— START Entries —
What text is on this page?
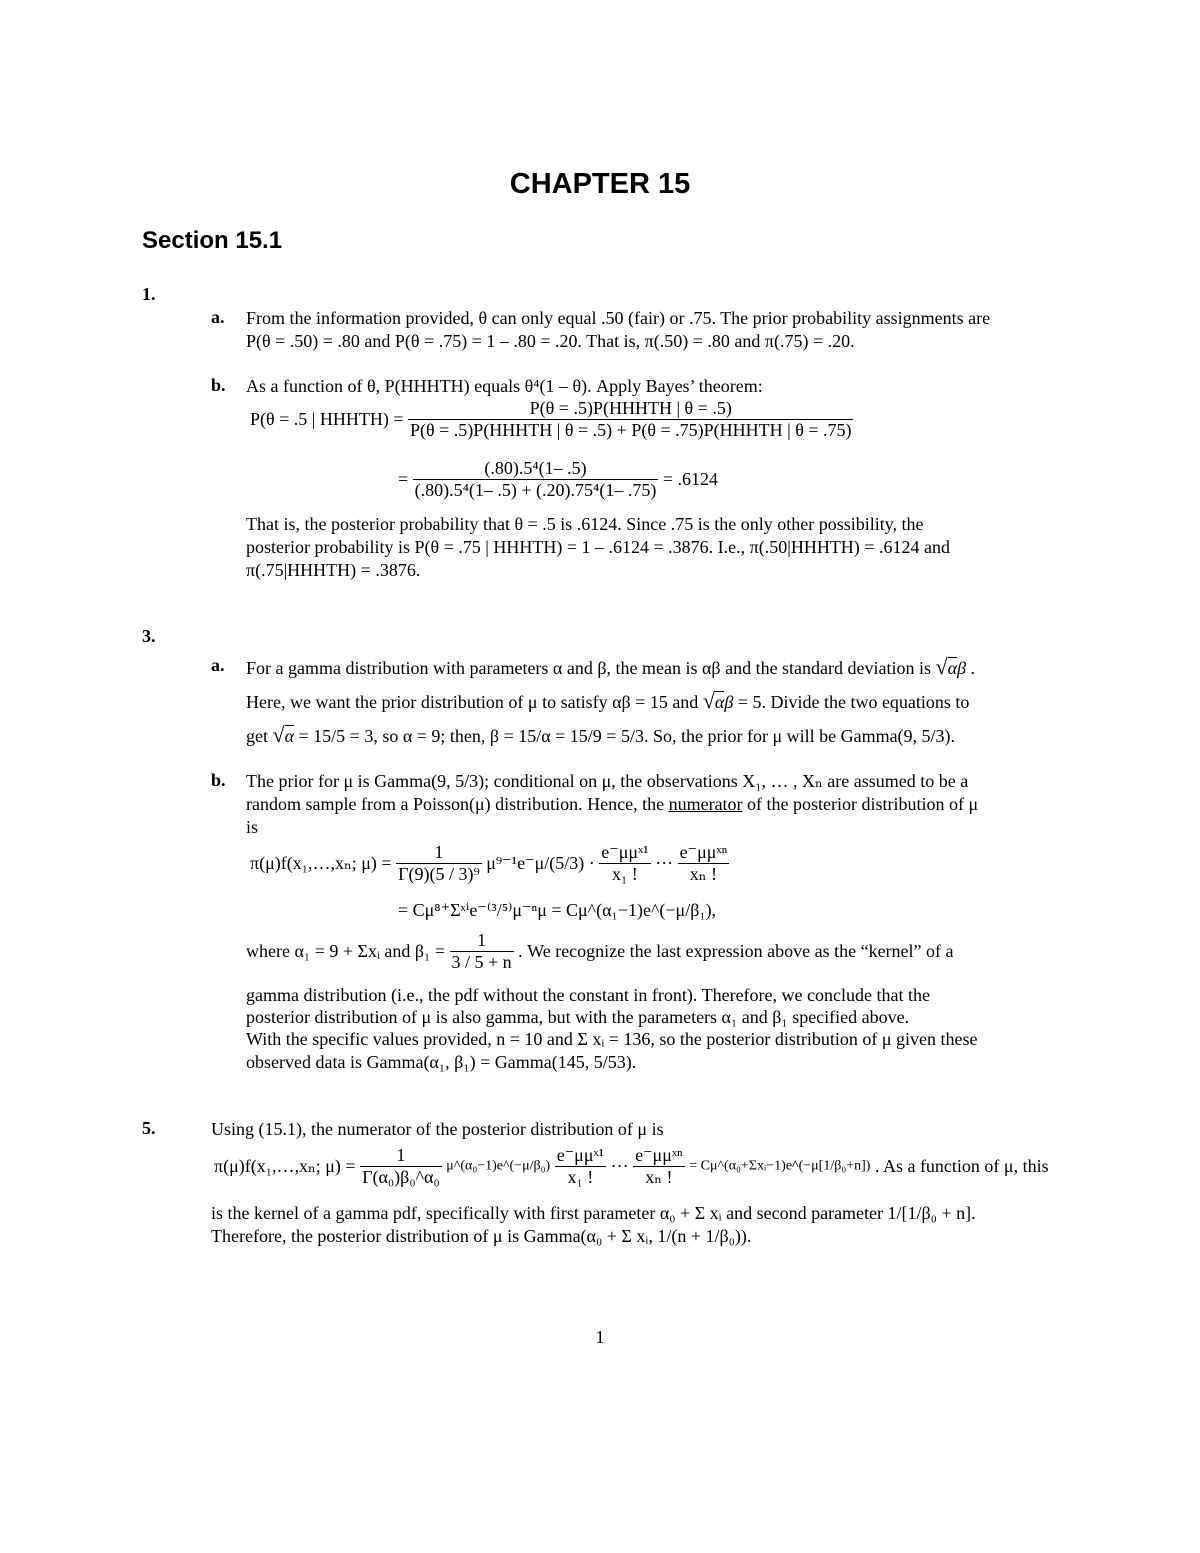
CHAPTER 15
Section 15.1
1.
a. From the information provided, θ can only equal .50 (fair) or .75. The prior probability assignments are
P(θ = .50) = .80 and P(θ = .75) = 1 – .80 = .20. That is, π(.50) = .80 and π(.75) = .20.
b. As a function of θ, P(HHHTH) equals θ⁴(1 – θ). Apply Bayes’ theorem:
P(θ = .5 | HHHTH) = $\frac{\text{P(θ = .5)P(HHHTH | θ = .5)}}{\text{P(θ = .5)P(HHHTH | θ = .5) + P(θ = .75)P(HHHTH | θ = .75)}}$
= $\frac{\text{(.80).5⁴(1– .5)}}{\text{(.80).5⁴(1– .5) + (.20).75⁴(1– .75)}} = .6124$
That is, the posterior probability that θ = .5 is .6124. Since .75 is the only other possibility, the
posterior probability is P(θ = .75 | HHHTH) = 1 – .6124 = .3876. I.e., π(.50|HHHTH) = .6124 and
π(.75|HHHTH) = .3876.
3.
a. For a gamma distribution with parameters α and β, the mean is αβ and the standard deviation is √αβ .
Here, we want the prior distribution of μ to satisfy αβ = 15 and √αβ = 5. Divide the two equations to
get √α = 15/5 = 3, so α = 9; then, β = 15/α = 15/9 = 5/3. So, the prior for μ will be Gamma(9, 5/3).
b. The prior for μ is Gamma(9, 5/3); conditional on μ, the observations X₁, … , Xₙ are assumed to be a
random sample from a Poisson(μ) distribution. Hence, the numerator of the posterior distribution of μ
is
π(μ)f(x₁,…,xₙ; $\mu) = \frac{1}{\text{Γ(9)(5 / 3)⁹}} \mu^{9-1}e^-\mu/(5/3) \cdot \frac{\text{e⁻μμˣ¹}}{\text{x₁ !}}$ ··· $\frac{\text{e⁻μμˣⁿ}}{\text{xₙ !}}$
= Cμ⁸⁺Σˣⁱe⁻⁽³/⁵⁾μ⁻ⁿμ = Cμ^(α₁−1)e^(−μ/β₁),
where α₁ = 9 + Σxᵢ and $\beta_1 = \frac{1}{3 / 5 + n}$ . We recognize the last expression above as the “kernel” of a
gamma distribution (i.e., the pdf without the constant in front). Therefore, we conclude that the
posterior distribution of μ is also gamma, but with the parameters α₁ and β₁ specified above.
With the specific values provided, n = 10 and Σ xᵢ = 136, so the posterior distribution of μ given these
observed data is Gamma(α₁, β₁) = Gamma(145, 5/53).
5.	Using (15.1), the numerator of the posterior distribution of μ is
π(μ)f(x₁,…,xₙ; $\mu) = \frac{1}{\text{Γ(α₀)β₀\textasciicircum{}α₀}}$ μ^(α₀−1)e^(−μ/β₀) $\frac{\text{e⁻μμˣ¹}}{\text{x₁ !}}$ ··· $\frac{\text{e⁻μμˣⁿ}}{\text{xₙ !}}$ = Cμ^(α₀+Σxᵢ−1)e^(−μ[1/β₀+n]) . As a function of μ, this
is the kernel of a gamma pdf, specifically with first parameter α₀ + Σ xᵢ and second parameter 1/[1/β₀ + n].
Therefore, the posterior distribution of μ is Gamma(α₀ + Σ xᵢ, 1/(n + 1/β₀)).
1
— END Entries —
* [Job]
Copy out each line of the material that holds the word "prior".

* [Task response]
a. From the information provided, θ can only equal .50 (fair) or .75. The prior probability assignments are
Here, we want the prior distribution of μ to satisfy αβ = 15 and √αβ = 5. Divide the two equations to
get √α = 15/5 = 3, so α = 9; then, β = 15/α = 15/9 = 5/3. So, the prior for μ will be Gamma(9, 5/3).
b. The prior for μ is Gamma(9, 5/3); conditional on μ, the observations X₁, … , Xₙ are assumed to be a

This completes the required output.